## [EXERCISE DIRECTIONS]
Copy each line with the word "modified" in it.

## [Collected data]
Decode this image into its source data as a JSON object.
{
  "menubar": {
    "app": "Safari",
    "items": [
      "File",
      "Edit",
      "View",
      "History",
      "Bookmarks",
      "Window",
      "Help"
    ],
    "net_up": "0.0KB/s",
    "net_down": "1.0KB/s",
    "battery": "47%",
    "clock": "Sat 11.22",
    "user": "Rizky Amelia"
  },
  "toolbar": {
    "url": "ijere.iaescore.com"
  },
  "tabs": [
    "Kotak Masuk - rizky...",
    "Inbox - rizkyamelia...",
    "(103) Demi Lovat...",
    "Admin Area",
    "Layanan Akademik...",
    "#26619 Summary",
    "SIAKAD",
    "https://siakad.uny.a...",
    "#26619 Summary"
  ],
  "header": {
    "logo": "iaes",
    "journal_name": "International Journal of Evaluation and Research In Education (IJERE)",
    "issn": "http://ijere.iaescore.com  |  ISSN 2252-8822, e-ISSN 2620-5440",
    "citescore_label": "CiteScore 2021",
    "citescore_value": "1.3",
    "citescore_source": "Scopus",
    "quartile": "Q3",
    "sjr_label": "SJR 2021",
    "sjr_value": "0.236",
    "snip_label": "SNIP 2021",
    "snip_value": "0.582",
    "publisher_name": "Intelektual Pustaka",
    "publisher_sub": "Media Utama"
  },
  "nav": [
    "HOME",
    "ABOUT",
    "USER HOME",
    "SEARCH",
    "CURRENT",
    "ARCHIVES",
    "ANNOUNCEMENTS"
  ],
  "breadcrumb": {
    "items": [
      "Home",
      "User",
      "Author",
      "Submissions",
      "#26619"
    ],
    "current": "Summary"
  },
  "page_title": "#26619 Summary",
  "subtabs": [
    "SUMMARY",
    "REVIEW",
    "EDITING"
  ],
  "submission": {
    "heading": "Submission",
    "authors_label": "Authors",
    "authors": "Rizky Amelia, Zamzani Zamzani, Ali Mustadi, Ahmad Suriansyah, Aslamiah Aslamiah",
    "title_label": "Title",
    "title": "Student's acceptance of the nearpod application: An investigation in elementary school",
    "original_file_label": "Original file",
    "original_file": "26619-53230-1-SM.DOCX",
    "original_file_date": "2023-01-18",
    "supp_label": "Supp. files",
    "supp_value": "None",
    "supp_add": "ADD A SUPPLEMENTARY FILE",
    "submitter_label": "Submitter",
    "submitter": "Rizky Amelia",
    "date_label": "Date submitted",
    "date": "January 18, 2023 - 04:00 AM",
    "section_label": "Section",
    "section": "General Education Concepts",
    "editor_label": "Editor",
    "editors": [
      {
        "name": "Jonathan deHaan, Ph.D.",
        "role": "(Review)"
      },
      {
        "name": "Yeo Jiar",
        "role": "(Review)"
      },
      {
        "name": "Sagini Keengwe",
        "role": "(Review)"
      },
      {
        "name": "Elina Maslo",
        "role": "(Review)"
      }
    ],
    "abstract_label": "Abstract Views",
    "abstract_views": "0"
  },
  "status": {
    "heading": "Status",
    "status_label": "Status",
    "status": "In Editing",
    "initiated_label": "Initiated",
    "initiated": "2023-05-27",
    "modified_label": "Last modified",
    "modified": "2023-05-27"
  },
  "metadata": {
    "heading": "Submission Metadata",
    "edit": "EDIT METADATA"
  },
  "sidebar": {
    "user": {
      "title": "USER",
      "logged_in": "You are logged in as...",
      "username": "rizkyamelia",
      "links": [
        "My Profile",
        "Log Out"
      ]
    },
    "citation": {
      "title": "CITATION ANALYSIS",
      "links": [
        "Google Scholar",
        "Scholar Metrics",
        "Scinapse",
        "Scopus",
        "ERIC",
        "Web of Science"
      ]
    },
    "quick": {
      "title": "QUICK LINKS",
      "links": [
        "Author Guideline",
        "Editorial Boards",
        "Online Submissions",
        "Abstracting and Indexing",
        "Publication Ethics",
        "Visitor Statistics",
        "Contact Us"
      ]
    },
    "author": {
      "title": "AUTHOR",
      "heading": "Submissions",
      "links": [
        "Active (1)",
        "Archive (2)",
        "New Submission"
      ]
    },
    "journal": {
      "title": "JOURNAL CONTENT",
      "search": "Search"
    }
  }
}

## [ANSWER TO THE TASK]
    "modified_label": "Last modified",
    "modified": "2023-05-27"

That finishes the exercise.